Recorded data.
## Begin

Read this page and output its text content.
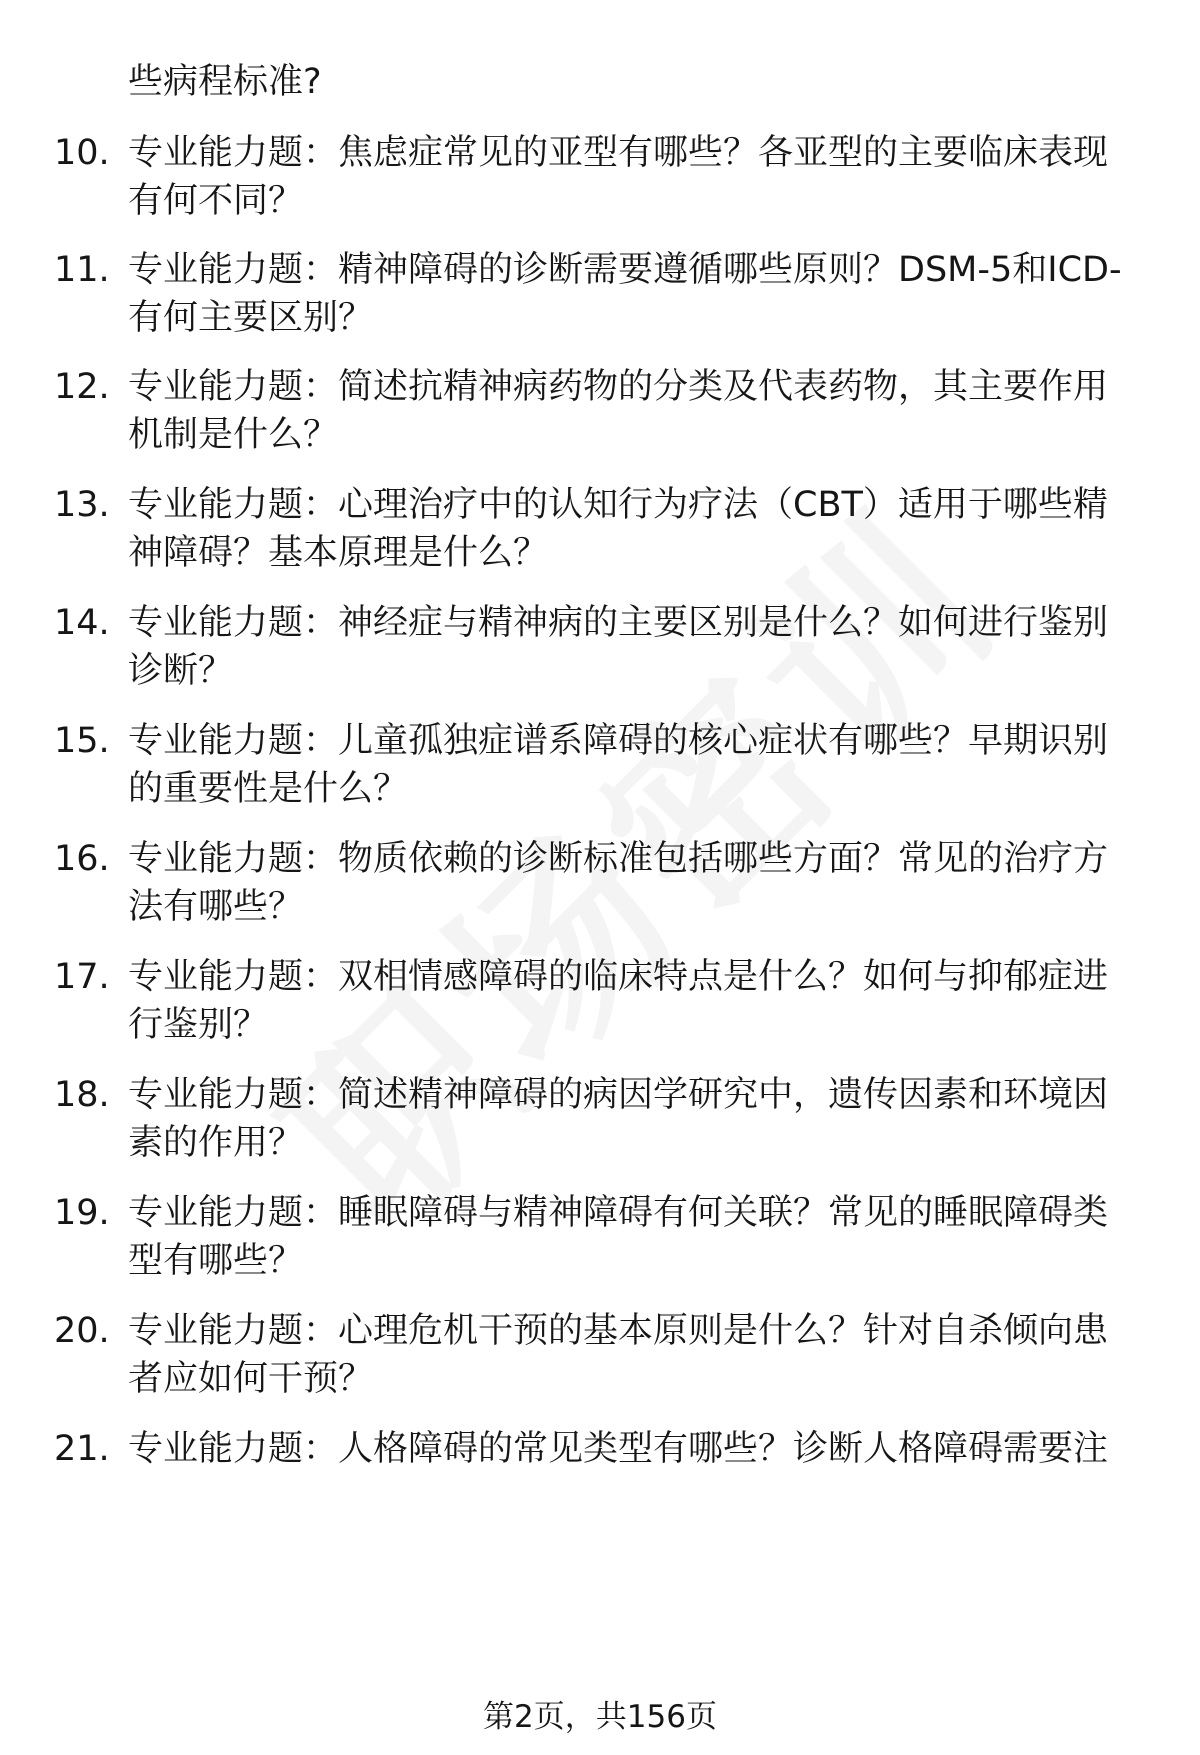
些病程标准?
10. 专业能力题：焦虑症常见的亚型有哪些？各亚型的主要临床表现
有何不同？
11. 专业能力题：精神障碍的诊断需要遵循哪些原则？DSM-5和ICD-
有何主要区别？
12. 专业能力题：简述抗精神病药物的分类及代表药物，其主要作用
机制是什么？
13. 专业能力题：心理治疗中的认知行为疗法（CBT）适用于哪些精
神障碍？基本原理是什么？
14. 专业能力题：神经症与精神病的主要区别是什么？如何进行鉴别
诊断？
15. 专业能力题：儿童孤独症谱系障碍的核心症状有哪些？早期识别
的重要性是什么？
16. 专业能力题：物质依赖的诊断标准包括哪些方面？常见的治疗方
法有哪些？
17. 专业能力题：双相情感障碍的临床特点是什么？如何与抑郁症进
行鉴别？
18. 专业能力题：简述精神障碍的病因学研究中，遗传因素和环境因
素的作用？
19. 专业能力题：睡眠障碍与精神障碍有何关联？常见的睡眠障碍类
型有哪些？
20. 专业能力题：心理危机干预的基本原则是什么？针对自杀倾向患
者应如何干预？
21. 专业能力题：人格障碍的常见类型有哪些？诊断人格障碍需要注
第2页，共156页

## End

Exclude the pictures. Write out the remaining data exactly.

Read this page and output its text content.
些病程标准?
10. 专业能力题：焦虑症常见的亚型有哪些？各亚型的主要临床表现
有何不同？
11. 专业能力题：精神障碍的诊断需要遵循哪些原则？DSM-5和ICD-
有何主要区别？
12. 专业能力题：简述抗精神病药物的分类及代表药物，其主要作用
机制是什么？
13. 专业能力题：心理治疗中的认知行为疗法（CBT）适用于哪些精
神障碍？基本原理是什么？
14. 专业能力题：神经症与精神病的主要区别是什么？如何进行鉴别
诊断？
15. 专业能力题：儿童孤独症谱系障碍的核心症状有哪些？早期识别
的重要性是什么？
16. 专业能力题：物质依赖的诊断标准包括哪些方面？常见的治疗方
法有哪些？
17. 专业能力题：双相情感障碍的临床特点是什么？如何与抑郁症进
行鉴别？
18. 专业能力题：简述精神障碍的病因学研究中，遗传因素和环境因
素的作用？
19. 专业能力题：睡眠障碍与精神障碍有何关联？常见的睡眠障碍类
型有哪些？
20. 专业能力题：心理危机干预的基本原则是什么？针对自杀倾向患
者应如何干预？
21. 专业能力题：人格障碍的常见类型有哪些？诊断人格障碍需要注
第2页，共156页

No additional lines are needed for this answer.